Cuplikan Teks

************

Lewat olah akal, masuk ke dalam pengalaman mistik, masuk ke, dan berdiam di dalam, Tuhan yang mahatahu, erat saling mencintai.
GOD EXISTS, THEREFORE I THINK
Sungguh tak paham saya apa itu agama, baik atau buruk, berguna atau malah menyusahkan, bajik atau jahat, jika untuk beragama dengan saleh si penganut harus membunuh akalnya sendiri.
Saya lama hidup dalam kepercayaan pada sebuah agama yang memerintahkan saya untuk mencintai Tuhan dengan segenap akal budi saya. Tapi hal yang memprihatinkan adalah banyak sekali orang di dalamnya yang mengabaikan perintah yang bagus ini.
Mungkin mereka bersikap demikian karena mereka tidak tahu atau bingung bagaimana bentuk menjalankan perintah ini. Mereka biasa beriman, tak pernah berpikir, atau bahkan mereka takut berpikir, karena mereka beranggapan: berpikir akan membawa mereka ke dalam kesesatan. Tak terpikir oleh mereka bahwa justru dengan tanpa berpikir, mereka akan pasti tersesat.
Karena itu, saya dengan bebas ingin menyebut sekian poin apa artinya hidup dengan mencintai Tuhan dengan segenap akal budi.
Harapan saya, setelah membaca poin-poin berikut ini, banyak orang akan tercerahkan, lalu memasuki kehidupan beragama dalam suatu perspektif yang baru, yang di dalamnya akal budi mendapat tempat yang terhormat sebagaimana patutnya.

************

Entri yang Ditampilkan
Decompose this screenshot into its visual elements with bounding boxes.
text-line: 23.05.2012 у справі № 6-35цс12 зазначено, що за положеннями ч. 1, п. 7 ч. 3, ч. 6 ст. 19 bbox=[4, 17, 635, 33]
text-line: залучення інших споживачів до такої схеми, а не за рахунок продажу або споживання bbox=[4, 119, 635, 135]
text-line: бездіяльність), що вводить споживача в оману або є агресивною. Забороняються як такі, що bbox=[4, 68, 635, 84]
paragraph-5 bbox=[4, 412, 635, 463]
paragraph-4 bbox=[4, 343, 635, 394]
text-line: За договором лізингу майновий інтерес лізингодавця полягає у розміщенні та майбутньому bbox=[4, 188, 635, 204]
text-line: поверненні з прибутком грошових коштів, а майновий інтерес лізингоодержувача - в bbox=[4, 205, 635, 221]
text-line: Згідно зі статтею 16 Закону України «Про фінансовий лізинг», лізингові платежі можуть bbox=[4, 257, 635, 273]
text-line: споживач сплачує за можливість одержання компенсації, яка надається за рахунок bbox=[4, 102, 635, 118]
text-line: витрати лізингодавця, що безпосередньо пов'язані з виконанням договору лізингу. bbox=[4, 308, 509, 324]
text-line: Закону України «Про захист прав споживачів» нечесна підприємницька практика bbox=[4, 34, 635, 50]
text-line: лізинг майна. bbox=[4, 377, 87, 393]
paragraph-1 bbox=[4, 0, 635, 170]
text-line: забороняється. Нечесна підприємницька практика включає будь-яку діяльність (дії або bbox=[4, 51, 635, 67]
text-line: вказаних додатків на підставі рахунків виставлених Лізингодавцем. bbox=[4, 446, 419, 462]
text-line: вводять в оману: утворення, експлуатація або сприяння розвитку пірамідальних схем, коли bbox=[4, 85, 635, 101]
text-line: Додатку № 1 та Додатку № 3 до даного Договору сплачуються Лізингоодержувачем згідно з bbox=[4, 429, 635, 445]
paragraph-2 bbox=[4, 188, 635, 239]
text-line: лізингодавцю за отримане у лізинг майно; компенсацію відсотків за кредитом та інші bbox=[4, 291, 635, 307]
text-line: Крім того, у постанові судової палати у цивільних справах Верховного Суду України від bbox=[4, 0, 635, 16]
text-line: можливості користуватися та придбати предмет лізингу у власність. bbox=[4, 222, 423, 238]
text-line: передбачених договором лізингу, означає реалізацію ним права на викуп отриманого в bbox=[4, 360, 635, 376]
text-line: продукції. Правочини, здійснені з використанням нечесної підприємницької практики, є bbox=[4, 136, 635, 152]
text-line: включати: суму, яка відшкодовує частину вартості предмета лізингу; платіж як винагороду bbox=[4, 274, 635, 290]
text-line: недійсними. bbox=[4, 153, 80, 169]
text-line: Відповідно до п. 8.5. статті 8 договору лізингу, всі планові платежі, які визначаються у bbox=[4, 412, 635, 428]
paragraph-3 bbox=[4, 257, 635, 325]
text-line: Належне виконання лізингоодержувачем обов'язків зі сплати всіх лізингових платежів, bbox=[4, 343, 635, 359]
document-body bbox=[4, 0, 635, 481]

************

Tugas yang Dikerjakan
**a)** Tulis ulang paragraf dalam cuplikan teks yang diawali "Mungkin mereka bersikap demikian" menjadi beberapa butir singkat. Pertahankan fakta-fakta utamanya.
**b)** Tampilkan bagian cuplikan teks yang dimulai pada kata-kata "GOD EXISTS, THEREFORE" dan berhenti setelah "membunuh akalnya sendiri.".

Jawaban per Tugas
**a)**
- Mereka mungkin tidak tahu atau bingung cara menjalankan perintah itu.
- Mereka terbiasa beriman tanpa berpikir, bahkan takut berpikir.
- Mereka menganggap berpikir akan membawa mereka ke dalam kesesatan.
- Mereka tidak menyadari bahwa justru tanpa berpikir mereka pasti tersesat.

**b)**
GOD EXISTS, THEREFORE I THINK
Sungguh tak paham saya apa itu agama, baik atau buruk, berguna atau malah menyusahkan, bajik atau jahat, jika untuk beragama dengan saleh si penganut harus membunuh akalnya sendiri.